GIVEN INSTRUCTION: Extract all lines in the data that contain the word "Пример".

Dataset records
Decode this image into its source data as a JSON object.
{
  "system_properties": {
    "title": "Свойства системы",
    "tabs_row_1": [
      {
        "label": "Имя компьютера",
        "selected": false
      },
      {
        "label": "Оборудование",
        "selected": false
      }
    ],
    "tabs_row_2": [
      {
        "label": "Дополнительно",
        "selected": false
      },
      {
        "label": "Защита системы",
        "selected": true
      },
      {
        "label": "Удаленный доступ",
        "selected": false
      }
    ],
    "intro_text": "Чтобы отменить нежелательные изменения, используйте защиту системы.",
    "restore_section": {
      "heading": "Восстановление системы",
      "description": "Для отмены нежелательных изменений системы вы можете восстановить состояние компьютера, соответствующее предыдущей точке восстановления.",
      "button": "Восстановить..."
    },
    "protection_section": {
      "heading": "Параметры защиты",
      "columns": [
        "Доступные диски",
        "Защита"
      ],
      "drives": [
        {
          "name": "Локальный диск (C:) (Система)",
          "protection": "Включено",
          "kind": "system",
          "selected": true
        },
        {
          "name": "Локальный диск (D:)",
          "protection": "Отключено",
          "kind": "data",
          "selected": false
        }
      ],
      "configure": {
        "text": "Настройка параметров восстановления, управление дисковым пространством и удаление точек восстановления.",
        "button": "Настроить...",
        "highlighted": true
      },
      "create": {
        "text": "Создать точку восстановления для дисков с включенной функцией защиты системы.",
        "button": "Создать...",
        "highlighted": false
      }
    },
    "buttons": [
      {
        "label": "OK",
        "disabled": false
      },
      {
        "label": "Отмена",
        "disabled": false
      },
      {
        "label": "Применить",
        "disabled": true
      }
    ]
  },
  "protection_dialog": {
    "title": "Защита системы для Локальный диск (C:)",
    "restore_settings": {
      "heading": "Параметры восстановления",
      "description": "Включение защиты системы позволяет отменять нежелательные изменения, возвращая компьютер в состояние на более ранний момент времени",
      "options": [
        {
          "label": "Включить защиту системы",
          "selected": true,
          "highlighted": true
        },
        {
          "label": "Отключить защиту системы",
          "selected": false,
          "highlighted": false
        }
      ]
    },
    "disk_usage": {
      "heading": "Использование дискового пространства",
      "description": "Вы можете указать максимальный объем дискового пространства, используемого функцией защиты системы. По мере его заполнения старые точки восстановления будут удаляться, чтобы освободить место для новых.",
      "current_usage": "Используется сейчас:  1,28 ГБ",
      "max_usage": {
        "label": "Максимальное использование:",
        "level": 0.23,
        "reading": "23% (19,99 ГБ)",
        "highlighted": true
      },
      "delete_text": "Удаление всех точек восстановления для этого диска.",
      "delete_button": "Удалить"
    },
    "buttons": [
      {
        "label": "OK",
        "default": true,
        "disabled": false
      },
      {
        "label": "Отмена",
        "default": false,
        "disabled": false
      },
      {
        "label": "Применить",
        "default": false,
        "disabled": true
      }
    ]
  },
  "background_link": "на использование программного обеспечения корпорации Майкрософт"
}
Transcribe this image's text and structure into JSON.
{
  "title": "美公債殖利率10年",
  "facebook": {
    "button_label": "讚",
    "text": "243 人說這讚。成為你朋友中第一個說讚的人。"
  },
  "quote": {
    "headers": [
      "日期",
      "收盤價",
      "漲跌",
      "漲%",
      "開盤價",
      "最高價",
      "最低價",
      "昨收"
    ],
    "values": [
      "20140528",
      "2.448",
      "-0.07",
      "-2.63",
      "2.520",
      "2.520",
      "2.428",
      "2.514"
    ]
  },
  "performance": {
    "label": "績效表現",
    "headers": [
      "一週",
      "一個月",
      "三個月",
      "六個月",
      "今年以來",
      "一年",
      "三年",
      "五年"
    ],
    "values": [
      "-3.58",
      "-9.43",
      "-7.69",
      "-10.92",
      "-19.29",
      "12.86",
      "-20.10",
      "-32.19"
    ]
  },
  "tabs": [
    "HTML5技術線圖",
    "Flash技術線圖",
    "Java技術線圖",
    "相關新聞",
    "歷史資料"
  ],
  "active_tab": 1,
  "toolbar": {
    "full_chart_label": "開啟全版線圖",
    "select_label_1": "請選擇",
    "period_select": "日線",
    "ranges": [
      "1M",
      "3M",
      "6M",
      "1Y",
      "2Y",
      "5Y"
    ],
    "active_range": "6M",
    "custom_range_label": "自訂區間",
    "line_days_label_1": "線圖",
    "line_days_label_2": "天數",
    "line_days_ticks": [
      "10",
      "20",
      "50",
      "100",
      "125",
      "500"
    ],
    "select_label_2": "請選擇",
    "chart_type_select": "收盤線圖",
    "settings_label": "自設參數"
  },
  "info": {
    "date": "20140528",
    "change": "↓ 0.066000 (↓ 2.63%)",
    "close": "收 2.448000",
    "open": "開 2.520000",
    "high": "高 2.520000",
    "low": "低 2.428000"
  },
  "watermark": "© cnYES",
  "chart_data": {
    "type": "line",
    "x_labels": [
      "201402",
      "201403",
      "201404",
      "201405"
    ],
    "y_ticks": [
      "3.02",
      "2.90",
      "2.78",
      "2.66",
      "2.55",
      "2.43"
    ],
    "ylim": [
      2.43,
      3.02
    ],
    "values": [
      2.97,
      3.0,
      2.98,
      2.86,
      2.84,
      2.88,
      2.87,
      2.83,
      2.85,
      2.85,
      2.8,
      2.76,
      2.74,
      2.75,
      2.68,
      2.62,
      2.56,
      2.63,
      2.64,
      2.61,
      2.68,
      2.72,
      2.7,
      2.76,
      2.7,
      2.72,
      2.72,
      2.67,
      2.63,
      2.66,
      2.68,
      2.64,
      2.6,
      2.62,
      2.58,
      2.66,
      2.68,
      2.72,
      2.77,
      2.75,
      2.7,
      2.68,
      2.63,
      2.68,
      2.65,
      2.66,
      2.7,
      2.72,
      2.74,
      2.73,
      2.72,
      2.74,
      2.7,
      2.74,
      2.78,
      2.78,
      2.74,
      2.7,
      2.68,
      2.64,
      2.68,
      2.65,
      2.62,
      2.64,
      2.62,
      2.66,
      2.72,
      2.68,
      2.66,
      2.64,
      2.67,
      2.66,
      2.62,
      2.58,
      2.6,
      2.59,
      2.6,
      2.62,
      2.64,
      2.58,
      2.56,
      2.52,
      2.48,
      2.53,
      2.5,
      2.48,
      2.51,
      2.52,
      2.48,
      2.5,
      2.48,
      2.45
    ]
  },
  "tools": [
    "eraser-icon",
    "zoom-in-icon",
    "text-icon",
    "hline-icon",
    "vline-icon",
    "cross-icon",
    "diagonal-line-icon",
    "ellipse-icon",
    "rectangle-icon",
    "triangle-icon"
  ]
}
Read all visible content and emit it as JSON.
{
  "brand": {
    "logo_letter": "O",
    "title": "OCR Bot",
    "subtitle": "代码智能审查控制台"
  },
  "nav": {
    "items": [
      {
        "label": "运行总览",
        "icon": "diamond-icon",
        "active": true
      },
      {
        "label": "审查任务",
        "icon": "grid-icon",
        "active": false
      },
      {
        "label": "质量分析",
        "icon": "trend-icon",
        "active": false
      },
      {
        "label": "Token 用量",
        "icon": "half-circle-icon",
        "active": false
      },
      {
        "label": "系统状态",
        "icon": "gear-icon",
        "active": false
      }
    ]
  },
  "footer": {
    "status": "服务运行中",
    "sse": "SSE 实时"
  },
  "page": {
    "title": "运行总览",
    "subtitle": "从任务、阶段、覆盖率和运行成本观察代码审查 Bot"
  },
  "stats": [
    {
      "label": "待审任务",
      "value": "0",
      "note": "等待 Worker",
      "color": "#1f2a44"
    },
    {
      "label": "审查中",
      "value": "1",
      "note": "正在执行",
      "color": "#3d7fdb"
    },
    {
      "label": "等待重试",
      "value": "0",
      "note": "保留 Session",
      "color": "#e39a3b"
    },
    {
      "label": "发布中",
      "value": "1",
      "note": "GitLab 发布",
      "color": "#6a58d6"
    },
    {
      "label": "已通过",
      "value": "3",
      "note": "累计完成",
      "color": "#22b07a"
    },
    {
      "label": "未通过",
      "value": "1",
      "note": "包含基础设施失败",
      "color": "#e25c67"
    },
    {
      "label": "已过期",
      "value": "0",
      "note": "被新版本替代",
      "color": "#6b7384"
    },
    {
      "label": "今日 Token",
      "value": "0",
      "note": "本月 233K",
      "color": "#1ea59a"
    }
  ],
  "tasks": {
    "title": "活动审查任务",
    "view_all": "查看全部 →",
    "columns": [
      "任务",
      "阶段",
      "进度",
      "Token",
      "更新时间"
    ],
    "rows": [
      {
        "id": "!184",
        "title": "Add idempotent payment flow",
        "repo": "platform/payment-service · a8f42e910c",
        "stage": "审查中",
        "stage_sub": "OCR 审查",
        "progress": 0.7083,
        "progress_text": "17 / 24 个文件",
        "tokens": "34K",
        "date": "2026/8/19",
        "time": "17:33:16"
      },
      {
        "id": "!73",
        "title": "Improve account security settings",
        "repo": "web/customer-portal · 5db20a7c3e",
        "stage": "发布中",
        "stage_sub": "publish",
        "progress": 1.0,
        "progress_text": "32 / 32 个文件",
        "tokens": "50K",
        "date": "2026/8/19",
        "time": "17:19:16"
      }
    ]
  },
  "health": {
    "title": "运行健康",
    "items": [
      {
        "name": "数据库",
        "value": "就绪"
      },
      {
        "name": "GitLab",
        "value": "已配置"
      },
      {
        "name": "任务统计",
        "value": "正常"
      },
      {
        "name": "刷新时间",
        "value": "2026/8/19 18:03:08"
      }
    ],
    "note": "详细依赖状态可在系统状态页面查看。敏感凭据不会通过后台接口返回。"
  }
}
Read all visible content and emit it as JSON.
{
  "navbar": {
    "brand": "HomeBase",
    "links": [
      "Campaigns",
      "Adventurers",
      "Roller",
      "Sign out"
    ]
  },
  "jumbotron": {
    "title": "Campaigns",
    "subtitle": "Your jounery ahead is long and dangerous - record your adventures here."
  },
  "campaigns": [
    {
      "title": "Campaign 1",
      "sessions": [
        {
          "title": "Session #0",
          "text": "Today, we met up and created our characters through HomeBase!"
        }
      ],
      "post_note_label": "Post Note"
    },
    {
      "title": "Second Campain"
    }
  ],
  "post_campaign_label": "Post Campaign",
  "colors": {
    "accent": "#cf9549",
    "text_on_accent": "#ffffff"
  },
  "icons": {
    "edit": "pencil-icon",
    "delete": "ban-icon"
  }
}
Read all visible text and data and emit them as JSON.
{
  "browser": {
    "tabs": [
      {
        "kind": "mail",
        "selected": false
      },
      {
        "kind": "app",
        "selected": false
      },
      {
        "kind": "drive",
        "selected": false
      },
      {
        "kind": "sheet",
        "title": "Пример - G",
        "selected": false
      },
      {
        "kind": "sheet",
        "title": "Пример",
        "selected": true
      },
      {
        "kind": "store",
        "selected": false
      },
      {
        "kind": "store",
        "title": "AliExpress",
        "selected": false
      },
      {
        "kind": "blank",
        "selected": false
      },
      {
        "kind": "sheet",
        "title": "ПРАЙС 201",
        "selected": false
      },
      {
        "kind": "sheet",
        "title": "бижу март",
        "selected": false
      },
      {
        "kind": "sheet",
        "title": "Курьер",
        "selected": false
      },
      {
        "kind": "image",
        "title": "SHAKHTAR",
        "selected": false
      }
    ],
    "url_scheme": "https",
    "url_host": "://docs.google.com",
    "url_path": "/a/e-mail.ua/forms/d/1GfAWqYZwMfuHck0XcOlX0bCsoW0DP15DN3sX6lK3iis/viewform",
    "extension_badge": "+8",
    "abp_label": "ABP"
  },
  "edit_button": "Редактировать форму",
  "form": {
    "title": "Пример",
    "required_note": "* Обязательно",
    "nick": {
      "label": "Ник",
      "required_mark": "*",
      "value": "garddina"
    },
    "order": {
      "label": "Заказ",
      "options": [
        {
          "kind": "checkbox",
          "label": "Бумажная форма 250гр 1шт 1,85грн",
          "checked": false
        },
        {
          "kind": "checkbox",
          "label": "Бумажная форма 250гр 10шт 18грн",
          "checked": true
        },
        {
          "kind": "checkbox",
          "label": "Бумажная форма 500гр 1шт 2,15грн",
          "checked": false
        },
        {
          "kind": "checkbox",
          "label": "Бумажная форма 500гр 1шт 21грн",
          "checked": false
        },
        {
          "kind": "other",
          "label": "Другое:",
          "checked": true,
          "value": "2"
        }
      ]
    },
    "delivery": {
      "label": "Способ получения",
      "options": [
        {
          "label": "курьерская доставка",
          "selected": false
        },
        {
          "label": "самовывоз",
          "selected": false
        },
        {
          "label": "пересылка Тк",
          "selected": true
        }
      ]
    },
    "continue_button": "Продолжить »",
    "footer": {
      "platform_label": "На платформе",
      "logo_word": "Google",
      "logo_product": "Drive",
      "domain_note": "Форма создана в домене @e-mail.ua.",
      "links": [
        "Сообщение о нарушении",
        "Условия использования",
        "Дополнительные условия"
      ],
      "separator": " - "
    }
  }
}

RESPONSE:
        "title": "Пример - G",
        "title": "Пример",
    "title": "Пример",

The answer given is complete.